# start of Items
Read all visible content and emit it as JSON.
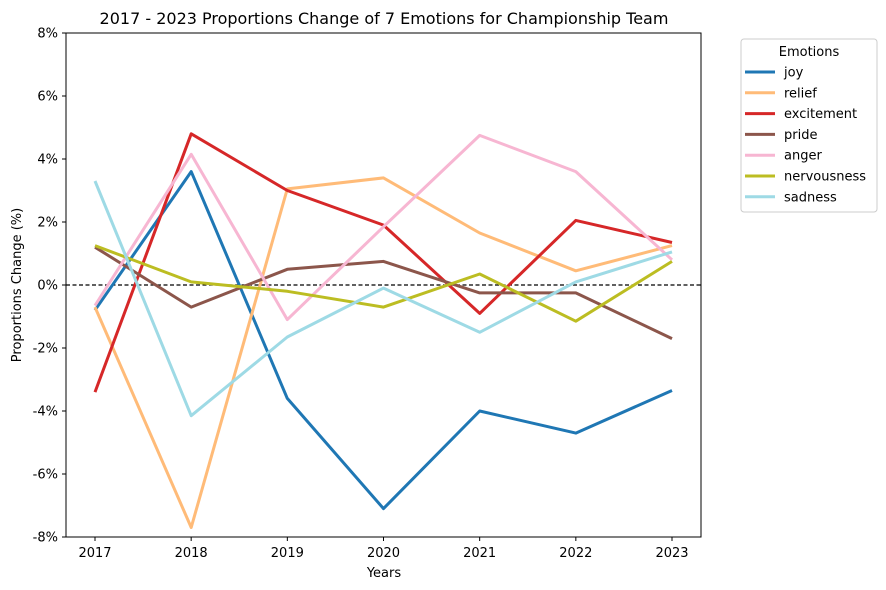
{
  "chart_data": {
    "type": "line",
    "title": "2017 - 2023 Proportions Change of 7 Emotions for Championship Team",
    "xlabel": "Years",
    "ylabel": "Proportions Change (%)",
    "categories": [
      "2017",
      "2018",
      "2019",
      "2020",
      "2021",
      "2022",
      "2023"
    ],
    "ylim": [
      -8,
      8
    ],
    "yticks": [
      -8,
      -6,
      -4,
      -2,
      0,
      2,
      4,
      6,
      8
    ],
    "ytick_labels": [
      "-8%",
      "-6%",
      "-4%",
      "-2%",
      "0%",
      "2%",
      "4%",
      "6%",
      "8%"
    ],
    "zero_line": true,
    "legend": {
      "title": "Emotions",
      "position": "outside-top-right"
    },
    "series": [
      {
        "name": "joy",
        "color": "#1f77b4",
        "values": [
          -0.8,
          3.6,
          -3.6,
          -7.1,
          -4.0,
          -4.7,
          -3.35
        ]
      },
      {
        "name": "relief",
        "color": "#ffbb78",
        "values": [
          -0.7,
          -7.7,
          3.05,
          3.4,
          1.65,
          0.45,
          1.25
        ]
      },
      {
        "name": "excitement",
        "color": "#d62728",
        "values": [
          -3.4,
          4.8,
          3.0,
          1.9,
          -0.9,
          2.05,
          1.35
        ]
      },
      {
        "name": "pride",
        "color": "#8c564b",
        "values": [
          1.2,
          -0.7,
          0.5,
          0.75,
          -0.25,
          -0.25,
          -1.7
        ]
      },
      {
        "name": "anger",
        "color": "#f7b6d2",
        "values": [
          -0.65,
          4.15,
          -1.1,
          1.85,
          4.75,
          3.6,
          0.8
        ]
      },
      {
        "name": "nervousness",
        "color": "#bcbd22",
        "values": [
          1.25,
          0.1,
          -0.2,
          -0.7,
          0.35,
          -1.15,
          0.75
        ]
      },
      {
        "name": "sadness",
        "color": "#9edae5",
        "values": [
          3.3,
          -4.15,
          -1.65,
          -0.1,
          -1.5,
          0.1,
          1.05
        ]
      }
    ]
  }
}
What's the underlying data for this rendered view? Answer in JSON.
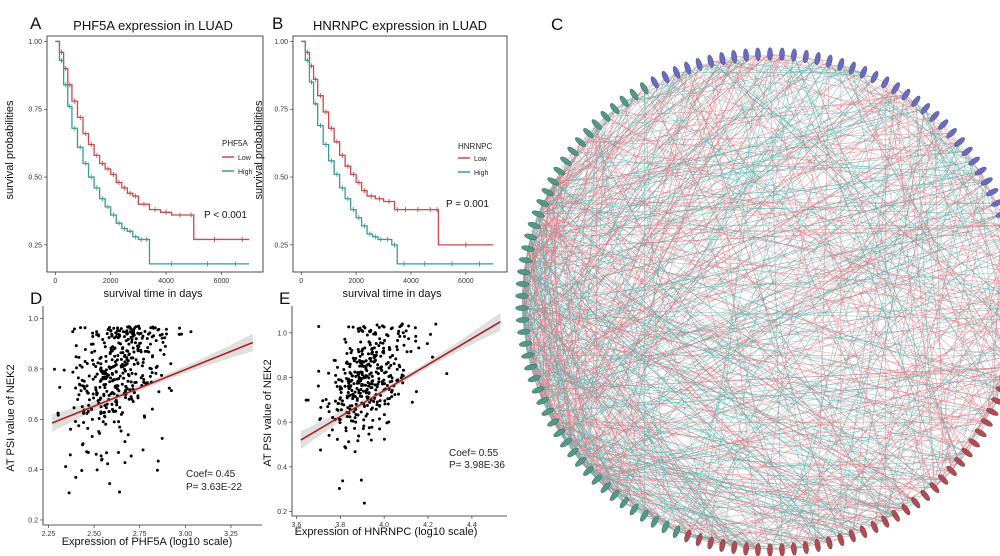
{
  "colors": {
    "low": "#cc4a4a",
    "high": "#3a9a96",
    "regression": "#b01e1e",
    "ci": "#d9d9d9",
    "point": "#000000",
    "edge_red": "#e07a86",
    "edge_teal": "#5cb8b2",
    "node_green": "#4f9a86",
    "node_blue": "#6a6ac4",
    "node_red": "#b24a52"
  },
  "chart_data": [
    {
      "panel": "A",
      "type": "line",
      "title": "PHF5A expression in LUAD",
      "xlabel": "survival time in days",
      "ylabel": "survival probabilities",
      "xlim": [
        -300,
        7500
      ],
      "ylim": [
        0.15,
        1.02
      ],
      "xticks": [
        0,
        2000,
        4000,
        6000
      ],
      "yticks": [
        0.25,
        0.5,
        0.75,
        1.0
      ],
      "ytick_labels": [
        "0.25",
        "0.50",
        "0.75",
        "1.00"
      ],
      "legend_title": "PHF5A",
      "legend_position": "right",
      "annotation": "P < 0.001",
      "series": [
        {
          "name": "Low",
          "color_key": "low",
          "x": [
            0,
            150,
            300,
            450,
            600,
            800,
            1000,
            1200,
            1400,
            1600,
            1800,
            2000,
            2200,
            2400,
            2600,
            2800,
            3000,
            3400,
            3800,
            4200,
            4800,
            5000,
            6500,
            7000
          ],
          "y": [
            1.0,
            0.96,
            0.9,
            0.84,
            0.78,
            0.72,
            0.66,
            0.62,
            0.58,
            0.55,
            0.53,
            0.51,
            0.48,
            0.46,
            0.44,
            0.43,
            0.4,
            0.38,
            0.37,
            0.36,
            0.36,
            0.27,
            0.27,
            0.27
          ]
        },
        {
          "name": "High",
          "color_key": "high",
          "x": [
            0,
            150,
            300,
            450,
            600,
            800,
            1000,
            1200,
            1400,
            1600,
            1800,
            2000,
            2200,
            2400,
            2600,
            2800,
            3000,
            3200,
            3400,
            5000,
            6000,
            7000
          ],
          "y": [
            1.0,
            0.93,
            0.84,
            0.76,
            0.68,
            0.61,
            0.55,
            0.5,
            0.46,
            0.42,
            0.39,
            0.36,
            0.33,
            0.31,
            0.3,
            0.28,
            0.27,
            0.27,
            0.18,
            0.18,
            0.18,
            0.18
          ]
        }
      ]
    },
    {
      "panel": "B",
      "type": "line",
      "title": "HNRNPC expression in LUAD",
      "xlabel": "survival time in days",
      "ylabel": "survival probabilities",
      "xlim": [
        -300,
        7500
      ],
      "ylim": [
        0.15,
        1.02
      ],
      "xticks": [
        0,
        2000,
        4000,
        6000
      ],
      "yticks": [
        0.25,
        0.5,
        0.75,
        1.0
      ],
      "ytick_labels": [
        "0.25",
        "0.50",
        "0.75",
        "1.00"
      ],
      "legend_title": "HNRNPC",
      "legend_position": "right",
      "annotation": "P = 0.001",
      "series": [
        {
          "name": "Low",
          "color_key": "low",
          "x": [
            0,
            150,
            300,
            450,
            600,
            800,
            1000,
            1200,
            1400,
            1600,
            1800,
            2000,
            2200,
            2400,
            2700,
            3000,
            3400,
            3600,
            4000,
            4500,
            4900,
            5000,
            7000
          ],
          "y": [
            1.0,
            0.96,
            0.91,
            0.86,
            0.8,
            0.74,
            0.68,
            0.63,
            0.58,
            0.54,
            0.51,
            0.48,
            0.45,
            0.43,
            0.42,
            0.41,
            0.38,
            0.38,
            0.38,
            0.38,
            0.38,
            0.25,
            0.25
          ]
        },
        {
          "name": "High",
          "color_key": "high",
          "x": [
            0,
            150,
            300,
            450,
            600,
            800,
            1000,
            1200,
            1400,
            1600,
            1800,
            2000,
            2200,
            2400,
            2600,
            2800,
            3000,
            3300,
            3500,
            4000,
            5000,
            6000,
            7000
          ],
          "y": [
            1.0,
            0.93,
            0.85,
            0.77,
            0.69,
            0.62,
            0.56,
            0.51,
            0.46,
            0.42,
            0.38,
            0.35,
            0.32,
            0.29,
            0.28,
            0.27,
            0.27,
            0.25,
            0.18,
            0.18,
            0.18,
            0.18,
            0.18
          ]
        }
      ]
    },
    {
      "panel": "D",
      "type": "scatter",
      "xlabel": "Expression of PHF5A (log10 scale)",
      "ylabel": "AT PSI value of NEK2",
      "xlim": [
        2.22,
        3.42
      ],
      "ylim": [
        0.18,
        1.05
      ],
      "xticks": [
        2.25,
        2.5,
        2.75,
        3.0,
        3.25
      ],
      "xtick_labels": [
        "2.25",
        "2.50",
        "2.75",
        "3.00",
        "3.25"
      ],
      "yticks": [
        0.2,
        0.4,
        0.6,
        0.8,
        1.0
      ],
      "ytick_labels": [
        "0.2",
        "0.4",
        "0.6",
        "0.8",
        "1.0"
      ],
      "regression": {
        "x": [
          2.27,
          3.37
        ],
        "y": [
          0.585,
          0.905
        ],
        "ci_halfwidth_ends": 0.035,
        "ci_halfwidth_mid": 0.012
      },
      "stats": [
        "Coef= 0.45",
        "P= 3.63E-22"
      ],
      "n_points": 420,
      "seed": 7,
      "cloud": {
        "x_mean": 2.63,
        "x_sd": 0.13,
        "y_intercept": 0.585,
        "y_slope": 0.29,
        "y_sd": 0.13,
        "x_min": 2.27,
        "x_max": 3.37
      }
    },
    {
      "panel": "E",
      "type": "scatter",
      "xlabel": "Expression of HNRNPC (log10 scale)",
      "ylabel": "AT PSI value of NEK2",
      "xlim": [
        3.58,
        4.56
      ],
      "ylim": [
        0.18,
        1.12
      ],
      "xticks": [
        3.6,
        3.8,
        4.0,
        4.2,
        4.4
      ],
      "xtick_labels": [
        "3.6",
        "3.8",
        "4.0",
        "4.2",
        "4.4"
      ],
      "yticks": [
        0.2,
        0.4,
        0.6,
        0.8,
        1.0
      ],
      "ytick_labels": [
        "0.2",
        "0.4",
        "0.6",
        "0.8",
        "1.0"
      ],
      "regression": {
        "x": [
          3.62,
          4.53
        ],
        "y": [
          0.52,
          1.05
        ],
        "ci_halfwidth_ends": 0.04,
        "ci_halfwidth_mid": 0.012
      },
      "stats": [
        "Coef= 0.55",
        "P= 3.98E-36"
      ],
      "n_points": 400,
      "seed": 11,
      "cloud": {
        "x_mean": 3.93,
        "x_sd": 0.1,
        "y_intercept": 0.52,
        "y_slope": 0.58,
        "y_sd": 0.13,
        "x_min": 3.62,
        "x_max": 4.53
      }
    },
    {
      "panel": "C",
      "type": "network",
      "layout": "circular",
      "n_nodes": 130,
      "n_edges": 900,
      "seed": 3,
      "node_groups": [
        {
          "color_key": "node_green",
          "start_fraction": 0.56,
          "end_fraction": 0.92
        },
        {
          "color_key": "node_blue",
          "start_fraction": 0.92,
          "end_fraction": 1.0
        },
        {
          "color_key": "node_blue",
          "start_fraction": 0.0,
          "end_fraction": 0.22
        },
        {
          "color_key": "node_red",
          "start_fraction": 0.22,
          "end_fraction": 0.56
        }
      ],
      "edge_colors": [
        "edge_red",
        "edge_teal"
      ]
    }
  ]
}
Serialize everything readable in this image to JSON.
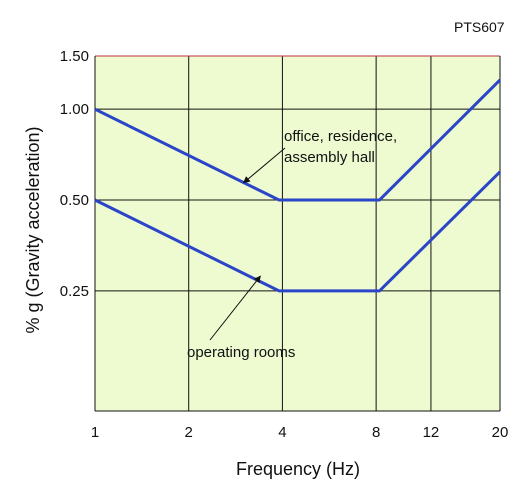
{
  "header": {
    "code": "PTS607"
  },
  "chart_data": {
    "type": "line",
    "title": "",
    "xlabel": "Frequency (Hz)",
    "ylabel": "% g (Gravity acceleration)",
    "x_scale": "log",
    "y_scale": "log",
    "xlim": [
      1,
      20
    ],
    "ylim": [
      0.1,
      1.5
    ],
    "x_ticks": [
      1,
      2,
      4,
      8,
      12,
      20
    ],
    "x_tick_labels": [
      "1",
      "2",
      "4",
      "8",
      "12",
      "20"
    ],
    "y_ticks": [
      0.25,
      0.5,
      1.0,
      1.5
    ],
    "y_tick_labels": [
      "0.25",
      "0.50",
      "1.00",
      "1.50"
    ],
    "grid": true,
    "plot_background": "#EEFAD0",
    "series_color": "#2B45C8",
    "grid_color": "#111111",
    "top_border_color": "#C03040",
    "series": [
      {
        "x": [
          1,
          3.9,
          8.2,
          20
        ],
        "y": [
          1.0,
          0.5,
          0.5,
          1.25
        ]
      },
      {
        "x": [
          1,
          3.9,
          8.2,
          20
        ],
        "y": [
          0.5,
          0.25,
          0.25,
          0.62
        ]
      }
    ],
    "annotations": [
      {
        "lines": [
          "office, residence,",
          "assembly hall"
        ],
        "arrow_to": [
          3.0,
          0.57
        ]
      },
      {
        "lines": [
          "operating rooms"
        ],
        "arrow_to": [
          3.4,
          0.28
        ]
      }
    ]
  }
}
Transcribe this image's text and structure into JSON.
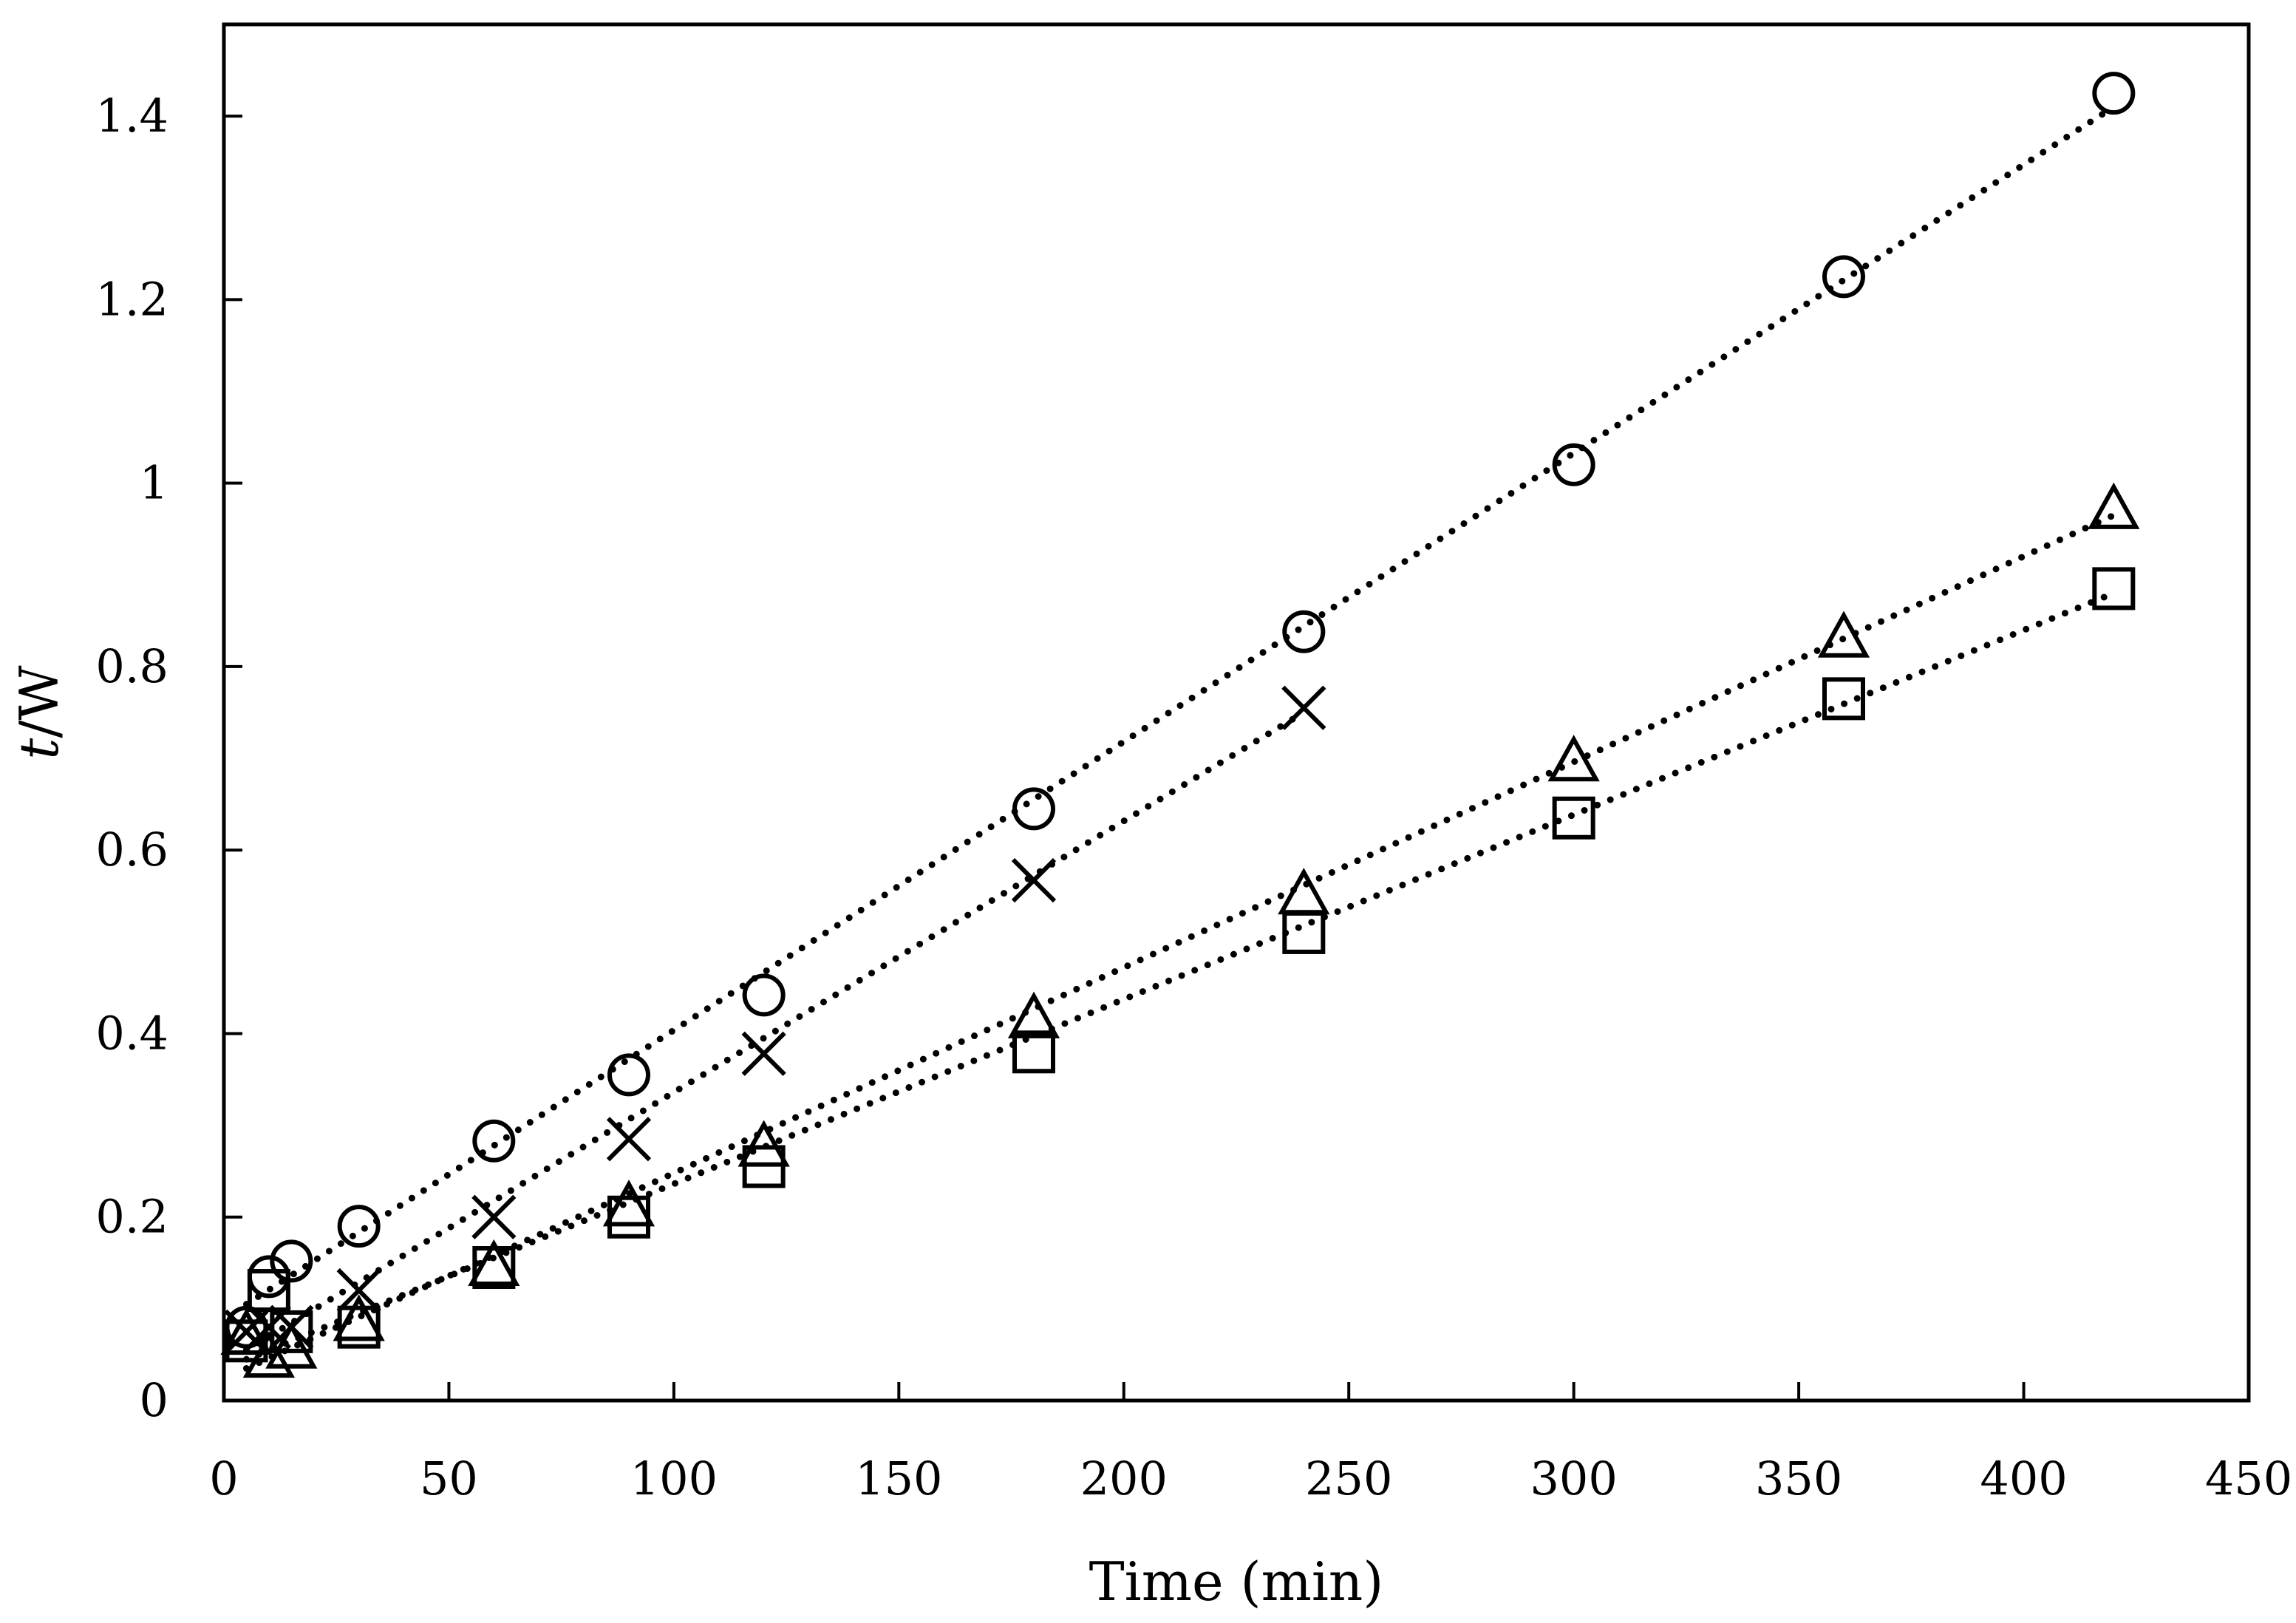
# end of Items
**Problem description**
Beginning with the line that contains "Serialize everything readable" in the data above, please copy each line exactly until the last line, both ends included, skipping any pictures.

**Task response**
Serialize everything readable in this image to JSON.
{
  "header": {
    "code": "PTS607"
  },
  "chart_data": {
    "type": "line",
    "title": "",
    "xlabel": "Frequency (Hz)",
    "ylabel": "% g (Gravity acceleration)",
    "x_scale": "log",
    "y_scale": "log",
    "xlim": [
      1,
      20
    ],
    "ylim": [
      0.1,
      1.5
    ],
    "x_ticks": [
      1,
      2,
      4,
      8,
      12,
      20
    ],
    "x_tick_labels": [
      "1",
      "2",
      "4",
      "8",
      "12",
      "20"
    ],
    "y_ticks": [
      0.25,
      0.5,
      1.0,
      1.5
    ],
    "y_tick_labels": [
      "0.25",
      "0.50",
      "1.00",
      "1.50"
    ],
    "grid": true,
    "plot_background": "#EEFAD0",
    "series_color": "#2B45C8",
    "grid_color": "#111111",
    "top_border_color": "#C03040",
    "series": [
      {
        "x": [
          1,
          3.9,
          8.2,
          20
        ],
        "y": [
          1.0,
          0.5,
          0.5,
          1.25
        ]
      },
      {
        "x": [
          1,
          3.9,
          8.2,
          20
        ],
        "y": [
          0.5,
          0.25,
          0.25,
          0.62
        ]
      }
    ],
    "annotations": [
      {
        "lines": [
          "office, residence,",
          "assembly hall"
        ],
        "arrow_to": [
          3.0,
          0.57
        ]
      },
      {
        "lines": [
          "operating rooms"
        ],
        "arrow_to": [
          3.4,
          0.28
        ]
      }
    ]
  }
}
Transcribe this image's text and structure into JSON.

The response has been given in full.